University of South Florida St. Petersburg



An online forum brought together a panel of experts to look at what’s motivating people to get the vaccine and why others still are not.

An online forum brought together a panel of experts to look at what’s motivating people to get the vaccine and why others still are not.

Health and media experts discuss why some people don’t trust the COVID-19 vaccine

More than half the population has received at least one dose of the COVID-19 vaccine. Case numbers are declining, but with nearly half of the people not yet vaccinated, it’s clear that trust is not there for many Americans.

In an online forum, Trust & Vaccines, held by the Bishop Center for Ethical Leadership at the USF Muma College of Business, a panel of experts looked at what’s motivating people to get the vaccine and why others still are not.

According to May 2021 statistics from the Keiser Family Foundation, approximately 108 million people are vaccine-hesitant. This poses a challenge for businesses struggling with return to work plans and for community leaders in areas where the pandemic has disproportionately affected racial and ethnic minorities. 

Panelist Dr. Kevin Sneed, dean of the USF Taneja College of Pharmacy, is trying to change that. He runs the USF Health program Workgroup Enhancing Community Advocacy and Research Engagement (WE-CARE), and partnered with Tampa-based organization REACHUP, Inc. to promote equality in healthcare and educate people about COVID-19.

“When SARS-CoV-2 emerged in 2019, we were taking notice that it was a far different virus than we had ever seen before,” said Sneed.

Early on, he tried to explain the dangers of COVID-19. Unfortunately, some people weren’t taking it seriously enough.

“The notion that we were dealing with another type of flu, in the scientific and clinical community, we understood very quickly that we were not dealing with that,” he said. “We were dealing with a virus that had the potential to activate portions of the immune system in the body, and more specifically, the inflammatory system in the body that can cause a great deal of organ harm to the person that was affected.”

The misconceptions and misinformation around COVID-19 didn’t stop with the virus. It then spread to the vaccines developed to end the pandemic.

“Many people woke up and felt we walked into a kitchen on April 2020 and began making a brand-new type of vaccine platform. Nothing could be further from the truth,” Sneed said. “As a matter of fact, one of the companies started working on these medicines and RNA platforms during SARS-CoV-1.”

Severe acute respiratory syndrome (SARS) is caused by a coronavirus called SARS-CoV and was first reported in Asia in February 2003. The illness spread to two dozen countries before being contained in July 2003. Only eight cases were reported in the United States. The knowledge obtained from the vaccine development for SARS helped in the development of the COVID-19 vaccine.

Sneed believes the messaging to the public about the earlier research should have been better. Instead, people were getting inaccurate information and then sharing it with their friends and family.

Aaron Sharockman, executive director of Politifact, the nonprofit, nonpartisan website that is the largest fact-checking organization globally, says social media enables that misinformation to spread rapidly. The team at PolitiFact has investigated over 800 claims related to the coronavirus over the last 15 months and saw a disturbing pattern.

“This is the problem with social media websites that are not designed to highlight trustworthy information. They were built to keep you on their website,” said Sharockman. “If you are a person who is skeptical of the government, you will see posts that confirm that belief. It doesn’t mean it’s true, and it doesn’t mean it’s false. What it does mean is it has not been vetted for trust.”

Sharockman encourages people to take 90 seconds to investigate claims they are unsure about. He says we need to train our brains to act a little more skeptically of what we see online. PolitiFact has created a free course that helps people fact-check stories and identify credible sources and also provides answers to many of the questions about the COVID-19 vaccine.

“All the data is in; the vaccine is showing to be very safe and effective for the overwhelming majority of people,” Sneed said. “This is the information we will begin to share as part of our WE-CARE and REACHUP outreach.”

****************

Exercise instructions: Copy the part of the vaccine-trust article starting with "University of South" and going on through "for many Americans.", word for word.

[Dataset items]
****************

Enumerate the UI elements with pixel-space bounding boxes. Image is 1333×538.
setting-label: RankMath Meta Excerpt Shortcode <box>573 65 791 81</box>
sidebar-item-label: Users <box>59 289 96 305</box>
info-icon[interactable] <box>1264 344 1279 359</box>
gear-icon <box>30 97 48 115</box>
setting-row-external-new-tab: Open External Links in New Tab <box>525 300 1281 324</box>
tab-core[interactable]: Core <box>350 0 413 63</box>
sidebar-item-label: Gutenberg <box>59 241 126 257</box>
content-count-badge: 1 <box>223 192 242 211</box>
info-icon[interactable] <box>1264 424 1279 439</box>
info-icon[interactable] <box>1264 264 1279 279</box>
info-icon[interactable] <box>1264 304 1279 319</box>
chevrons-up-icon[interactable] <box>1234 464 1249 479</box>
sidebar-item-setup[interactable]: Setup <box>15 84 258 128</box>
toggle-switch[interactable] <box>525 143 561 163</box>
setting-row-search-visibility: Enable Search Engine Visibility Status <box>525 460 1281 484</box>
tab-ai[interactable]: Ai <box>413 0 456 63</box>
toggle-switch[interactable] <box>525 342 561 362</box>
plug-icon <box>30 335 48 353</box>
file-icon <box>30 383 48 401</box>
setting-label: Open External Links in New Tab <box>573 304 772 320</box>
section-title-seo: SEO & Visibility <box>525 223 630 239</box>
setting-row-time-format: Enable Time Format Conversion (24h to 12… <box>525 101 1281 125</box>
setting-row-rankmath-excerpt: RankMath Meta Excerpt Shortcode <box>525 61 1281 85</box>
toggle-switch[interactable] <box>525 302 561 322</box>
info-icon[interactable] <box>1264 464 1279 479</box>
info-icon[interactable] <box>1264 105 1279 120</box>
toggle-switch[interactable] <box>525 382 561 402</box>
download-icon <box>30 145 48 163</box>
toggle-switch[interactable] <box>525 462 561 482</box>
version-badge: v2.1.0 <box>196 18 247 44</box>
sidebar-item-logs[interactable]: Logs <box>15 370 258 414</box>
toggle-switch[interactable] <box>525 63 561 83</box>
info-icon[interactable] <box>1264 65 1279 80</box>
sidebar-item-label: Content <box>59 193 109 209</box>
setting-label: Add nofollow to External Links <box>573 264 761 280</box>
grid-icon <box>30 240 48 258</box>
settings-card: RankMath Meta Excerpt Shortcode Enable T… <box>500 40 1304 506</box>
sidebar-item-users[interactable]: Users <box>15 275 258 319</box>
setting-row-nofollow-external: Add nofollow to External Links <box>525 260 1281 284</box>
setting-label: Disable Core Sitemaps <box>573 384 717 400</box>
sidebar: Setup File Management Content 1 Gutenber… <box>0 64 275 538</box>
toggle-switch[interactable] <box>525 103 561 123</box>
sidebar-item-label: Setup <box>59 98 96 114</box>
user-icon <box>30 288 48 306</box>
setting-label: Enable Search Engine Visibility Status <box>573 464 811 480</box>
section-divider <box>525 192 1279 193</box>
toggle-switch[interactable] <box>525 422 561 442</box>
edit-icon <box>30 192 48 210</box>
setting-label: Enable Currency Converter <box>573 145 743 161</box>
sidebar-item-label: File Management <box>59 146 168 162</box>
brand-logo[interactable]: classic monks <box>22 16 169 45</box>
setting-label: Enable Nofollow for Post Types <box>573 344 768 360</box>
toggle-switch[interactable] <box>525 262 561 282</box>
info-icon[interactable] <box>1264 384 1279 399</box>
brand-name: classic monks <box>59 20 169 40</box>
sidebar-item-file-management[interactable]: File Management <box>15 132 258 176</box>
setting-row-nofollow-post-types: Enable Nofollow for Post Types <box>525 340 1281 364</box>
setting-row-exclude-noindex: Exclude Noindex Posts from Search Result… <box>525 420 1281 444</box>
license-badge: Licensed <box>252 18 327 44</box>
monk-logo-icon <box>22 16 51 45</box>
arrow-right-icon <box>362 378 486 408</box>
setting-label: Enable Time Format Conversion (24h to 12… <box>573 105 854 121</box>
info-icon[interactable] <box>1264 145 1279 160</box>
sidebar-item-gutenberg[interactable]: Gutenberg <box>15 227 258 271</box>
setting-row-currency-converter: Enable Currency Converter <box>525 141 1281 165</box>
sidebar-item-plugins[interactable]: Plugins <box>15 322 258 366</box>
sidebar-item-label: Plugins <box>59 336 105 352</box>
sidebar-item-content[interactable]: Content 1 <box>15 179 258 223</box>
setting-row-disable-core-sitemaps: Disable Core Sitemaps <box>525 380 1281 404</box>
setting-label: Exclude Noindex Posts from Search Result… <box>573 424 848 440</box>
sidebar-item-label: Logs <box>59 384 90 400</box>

****************

Answer box:
University of South Florida St. Petersburg



An online forum brought together a panel of experts to look at what’s motivating people to get the vaccine and why others still are not.

An online forum brought together a panel of experts to look at what’s motivating people to get the vaccine and why others still are not.

Health and media experts discuss why some people don’t trust the COVID-19 vaccine

More than half the population has received at least one dose of the COVID-19 vaccine. Case numbers are declining, but with nearly half of the people not yet vaccinated, it’s clear that trust is not there for many Americans.